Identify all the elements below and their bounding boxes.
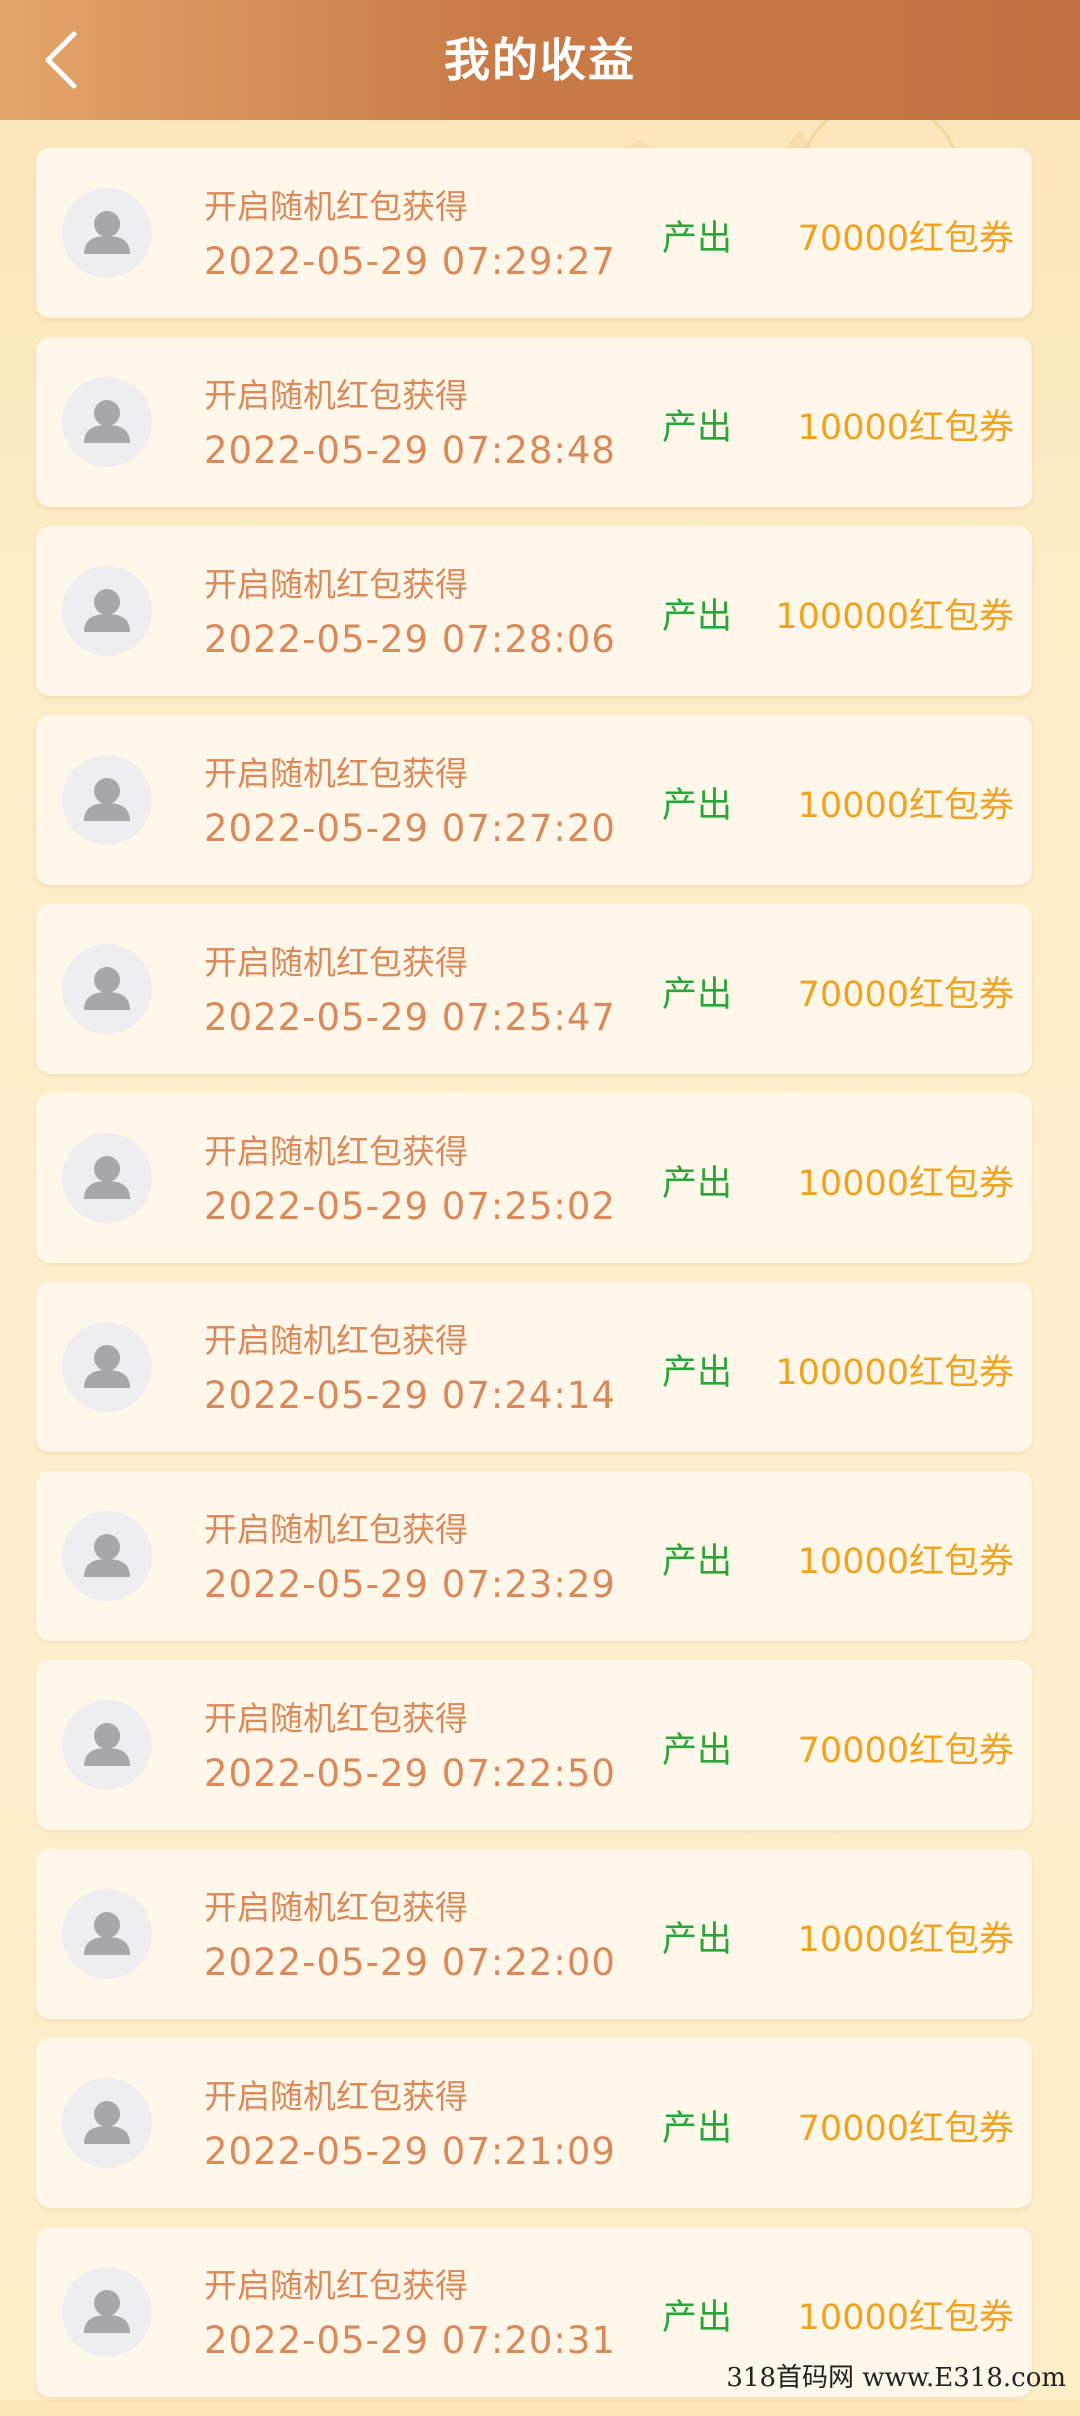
earnings-record-card[interactable]: 开启随机红包获得 2022-05-29 07:28:48 产出 10000红包券 — [36, 337, 1032, 507]
record-type-tag: 产出 — [662, 786, 733, 826]
user-avatar-icon — [62, 1700, 152, 1790]
record-timestamp: 2022-05-29 07:27:20 — [204, 807, 616, 850]
record-amount: 10000红包券 — [797, 408, 1014, 448]
record-type-tag: 产出 — [662, 1920, 733, 1960]
record-timestamp: 2022-05-29 07:21:09 — [204, 2130, 616, 2173]
record-title: 开启随机红包获得 — [204, 1510, 468, 1549]
record-type-tag: 产出 — [662, 1542, 733, 1582]
record-timestamp: 2022-05-29 07:22:50 — [204, 1752, 616, 1795]
earnings-record-card[interactable]: 开启随机红包获得 2022-05-29 07:22:00 产出 10000红包券 — [36, 1849, 1032, 2019]
earnings-record-card[interactable]: 开启随机红包获得 2022-05-29 07:23:29 产出 10000红包券 — [36, 1471, 1032, 1641]
record-timestamp: 2022-05-29 07:29:27 — [204, 240, 616, 283]
app-header: 我的收益 — [0, 0, 1080, 120]
record-timestamp: 2022-05-29 07:24:14 — [204, 1374, 616, 1417]
record-timestamp: 2022-05-29 07:22:00 — [204, 1941, 616, 1984]
earnings-record-card[interactable]: 开启随机红包获得 2022-05-29 07:21:09 产出 70000红包券 — [36, 2038, 1032, 2208]
record-amount: 70000红包券 — [797, 975, 1014, 1015]
record-type-tag: 产出 — [662, 2298, 733, 2338]
user-avatar-icon — [62, 566, 152, 656]
user-avatar-icon — [62, 2267, 152, 2357]
record-type-tag: 产出 — [662, 2109, 733, 2149]
record-type-tag: 产出 — [662, 219, 733, 259]
record-timestamp: 2022-05-29 07:28:48 — [204, 429, 616, 472]
user-avatar-icon — [62, 755, 152, 845]
user-avatar-icon — [62, 377, 152, 467]
record-title: 开启随机红包获得 — [204, 1132, 468, 1171]
record-amount: 10000红包券 — [797, 1920, 1014, 1960]
record-amount: 70000红包券 — [797, 1731, 1014, 1771]
user-avatar-icon — [62, 2078, 152, 2168]
record-type-tag: 产出 — [662, 408, 733, 448]
earnings-list: 开启随机红包获得 2022-05-29 07:29:27 产出 70000红包券 开启随… — [36, 148, 1032, 2416]
record-title: 开启随机红包获得 — [204, 1888, 468, 1927]
record-amount: 100000红包券 — [775, 1353, 1014, 1393]
record-type-tag: 产出 — [662, 1353, 733, 1393]
record-type-tag: 产出 — [662, 1731, 733, 1771]
user-avatar-icon — [62, 1889, 152, 1979]
record-amount: 100000红包券 — [775, 597, 1014, 637]
user-avatar-icon — [62, 1133, 152, 1223]
record-title: 开启随机红包获得 — [204, 2266, 468, 2305]
record-title: 开启随机红包获得 — [204, 754, 468, 793]
record-amount: 10000红包券 — [797, 786, 1014, 826]
record-type-tag: 产出 — [662, 975, 733, 1015]
earnings-record-card[interactable]: 开启随机红包获得 2022-05-29 07:25:47 产出 70000红包券 — [36, 904, 1032, 1074]
record-amount: 10000红包券 — [797, 1542, 1014, 1582]
user-avatar-icon — [62, 188, 152, 278]
record-timestamp: 2022-05-29 07:25:02 — [204, 1185, 616, 1228]
record-timestamp: 2022-05-29 07:23:29 — [204, 1563, 616, 1606]
record-timestamp: 2022-05-29 07:28:06 — [204, 618, 616, 661]
record-title: 开启随机红包获得 — [204, 1699, 468, 1738]
record-title: 开启随机红包获得 — [204, 376, 468, 415]
record-title: 开启随机红包获得 — [204, 943, 468, 982]
earnings-record-card[interactable]: 开启随机红包获得 2022-05-29 07:25:02 产出 10000红包券 — [36, 1093, 1032, 1263]
record-amount: 70000红包券 — [797, 219, 1014, 259]
page-title: 我的收益 — [444, 33, 636, 87]
record-type-tag: 产出 — [662, 597, 733, 637]
record-title: 开启随机红包获得 — [204, 565, 468, 604]
earnings-record-card[interactable]: 开启随机红包获得 2022-05-29 07:24:14 产出 100000红包券 — [36, 1282, 1032, 1452]
record-type-tag: 产出 — [662, 1164, 733, 1204]
user-avatar-icon — [62, 1322, 152, 1412]
record-title: 开启随机红包获得 — [204, 187, 468, 226]
record-timestamp: 2022-05-29 07:25:47 — [204, 996, 616, 1039]
record-title: 开启随机红包获得 — [204, 1321, 468, 1360]
user-avatar-icon — [62, 1511, 152, 1601]
record-amount: 70000红包券 — [797, 2109, 1014, 2149]
earnings-record-card[interactable]: 开启随机红包获得 2022-05-29 07:29:27 产出 70000红包券 — [36, 148, 1032, 318]
record-amount: 10000红包券 — [797, 2298, 1014, 2338]
record-title: 开启随机红包获得 — [204, 2077, 468, 2116]
watermark: 318首码网 www.E318.com — [726, 2363, 1066, 2393]
user-avatar-icon — [62, 944, 152, 1034]
earnings-record-card[interactable]: 开启随机红包获得 2022-05-29 07:27:20 产出 10000红包券 — [36, 715, 1032, 885]
record-timestamp: 2022-05-29 07:20:31 — [204, 2319, 616, 2362]
earnings-record-card[interactable]: 开启随机红包获得 2022-05-29 07:22:50 产出 70000红包券 — [36, 1660, 1032, 1830]
record-amount: 10000红包券 — [797, 1164, 1014, 1204]
earnings-record-card[interactable]: 开启随机红包获得 2022-05-29 07:28:06 产出 100000红包券 — [36, 526, 1032, 696]
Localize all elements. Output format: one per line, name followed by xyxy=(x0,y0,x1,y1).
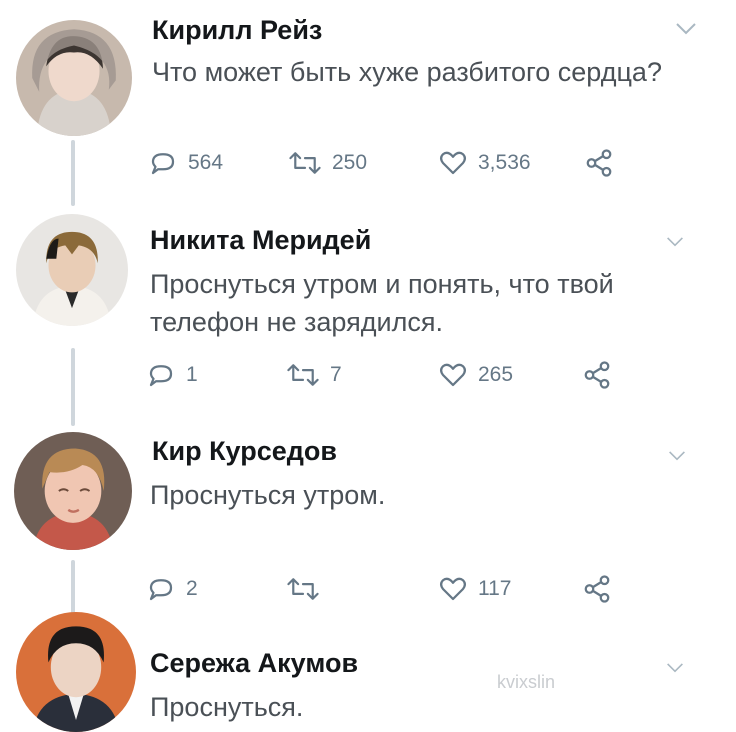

● ● ● ● ●

■ What the task requires ■
Reproduce all of the lines above verbatim, leaving out the pictures.

■ Output of the exercise ■
Identify all the elements below and their bounding boxes.
earnings-record-card[interactable]: 开启随机红包获得 2022-05-29 07:28:48 产出 10000红包券 — [36, 337, 1032, 507]
record-type-tag: 产出 — [662, 786, 733, 826]
user-avatar-icon — [62, 1700, 152, 1790]
record-timestamp: 2022-05-29 07:27:20 — [204, 807, 616, 850]
record-amount: 10000红包券 — [797, 408, 1014, 448]
record-type-tag: 产出 — [662, 1920, 733, 1960]
record-timestamp: 2022-05-29 07:21:09 — [204, 2130, 616, 2173]
record-title: 开启随机红包获得 — [204, 1510, 468, 1549]
record-type-tag: 产出 — [662, 1542, 733, 1582]
record-timestamp: 2022-05-29 07:22:50 — [204, 1752, 616, 1795]
earnings-record-card[interactable]: 开启随机红包获得 2022-05-29 07:22:00 产出 10000红包券 — [36, 1849, 1032, 2019]
earnings-record-card[interactable]: 开启随机红包获得 2022-05-29 07:23:29 产出 10000红包券 — [36, 1471, 1032, 1641]
record-timestamp: 2022-05-29 07:29:27 — [204, 240, 616, 283]
app-header: 我的收益 — [0, 0, 1080, 120]
record-timestamp: 2022-05-29 07:24:14 — [204, 1374, 616, 1417]
record-timestamp: 2022-05-29 07:22:00 — [204, 1941, 616, 1984]
earnings-record-card[interactable]: 开启随机红包获得 2022-05-29 07:21:09 产出 70000红包券 — [36, 2038, 1032, 2208]
record-amount: 70000红包券 — [797, 975, 1014, 1015]
record-type-tag: 产出 — [662, 2298, 733, 2338]
user-avatar-icon — [62, 566, 152, 656]
user-avatar-icon — [62, 2267, 152, 2357]
record-type-tag: 产出 — [662, 2109, 733, 2149]
record-type-tag: 产出 — [662, 219, 733, 259]
record-timestamp: 2022-05-29 07:28:48 — [204, 429, 616, 472]
user-avatar-icon — [62, 755, 152, 845]
user-avatar-icon — [62, 377, 152, 467]
record-title: 开启随机红包获得 — [204, 1132, 468, 1171]
record-amount: 10000红包券 — [797, 1920, 1014, 1960]
record-amount: 70000红包券 — [797, 1731, 1014, 1771]
user-avatar-icon — [62, 2078, 152, 2168]
record-type-tag: 产出 — [662, 408, 733, 448]
earnings-list: 开启随机红包获得 2022-05-29 07:29:27 产出 70000红包券 开启随… — [36, 148, 1032, 2416]
record-title: 开启随机红包获得 — [204, 1888, 468, 1927]
record-amount: 100000红包券 — [775, 1353, 1014, 1393]
record-type-tag: 产出 — [662, 1353, 733, 1393]
record-type-tag: 产出 — [662, 1731, 733, 1771]
user-avatar-icon — [62, 1889, 152, 1979]
record-amount: 100000红包券 — [775, 597, 1014, 637]
user-avatar-icon — [62, 1133, 152, 1223]
record-title: 开启随机红包获得 — [204, 2266, 468, 2305]
record-title: 开启随机红包获得 — [204, 754, 468, 793]
record-amount: 10000红包券 — [797, 786, 1014, 826]
record-type-tag: 产出 — [662, 975, 733, 1015]
earnings-record-card[interactable]: 开启随机红包获得 2022-05-29 07:25:47 产出 70000红包券 — [36, 904, 1032, 1074]
record-amount: 10000红包券 — [797, 1542, 1014, 1582]
user-avatar-icon — [62, 188, 152, 278]
record-timestamp: 2022-05-29 07:25:02 — [204, 1185, 616, 1228]
record-timestamp: 2022-05-29 07:23:29 — [204, 1563, 616, 1606]
record-timestamp: 2022-05-29 07:28:06 — [204, 618, 616, 661]
record-title: 开启随机红包获得 — [204, 1699, 468, 1738]
record-title: 开启随机红包获得 — [204, 376, 468, 415]
record-title: 开启随机红包获得 — [204, 943, 468, 982]
earnings-record-card[interactable]: 开启随机红包获得 2022-05-29 07:25:02 产出 10000红包券 — [36, 1093, 1032, 1263]
record-amount: 70000红包券 — [797, 219, 1014, 259]
page-title: 我的收益 — [444, 33, 636, 87]
record-type-tag: 产出 — [662, 597, 733, 637]
record-title: 开启随机红包获得 — [204, 565, 468, 604]
earnings-record-card[interactable]: 开启随机红包获得 2022-05-29 07:24:14 产出 100000红包券 — [36, 1282, 1032, 1452]
record-type-tag: 产出 — [662, 1164, 733, 1204]
user-avatar-icon — [62, 1322, 152, 1412]
record-title: 开启随机红包获得 — [204, 187, 468, 226]
record-timestamp: 2022-05-29 07:25:47 — [204, 996, 616, 1039]
record-title: 开启随机红包获得 — [204, 1321, 468, 1360]
user-avatar-icon — [62, 1511, 152, 1601]
record-amount: 70000红包券 — [797, 2109, 1014, 2149]
earnings-record-card[interactable]: 开启随机红包获得 2022-05-29 07:29:27 产出 70000红包券 — [36, 148, 1032, 318]
record-amount: 10000红包券 — [797, 2298, 1014, 2338]
record-title: 开启随机红包获得 — [204, 2077, 468, 2116]
watermark: 318首码网 www.E318.com — [726, 2363, 1066, 2393]
user-avatar-icon — [62, 944, 152, 1034]
earnings-record-card[interactable]: 开启随机红包获得 2022-05-29 07:27:20 产出 10000红包券 — [36, 715, 1032, 885]
record-timestamp: 2022-05-29 07:20:31 — [204, 2319, 616, 2362]
earnings-record-card[interactable]: 开启随机红包获得 2022-05-29 07:22:50 产出 70000红包券 — [36, 1660, 1032, 1830]
record-amount: 10000红包券 — [797, 1164, 1014, 1204]
earnings-record-card[interactable]: 开启随机红包获得 2022-05-29 07:28:06 产出 100000红包券 — [36, 526, 1032, 696]
Localize all elements. Output format: one per line, name followed by xyxy=(x0,y0,x1,y1).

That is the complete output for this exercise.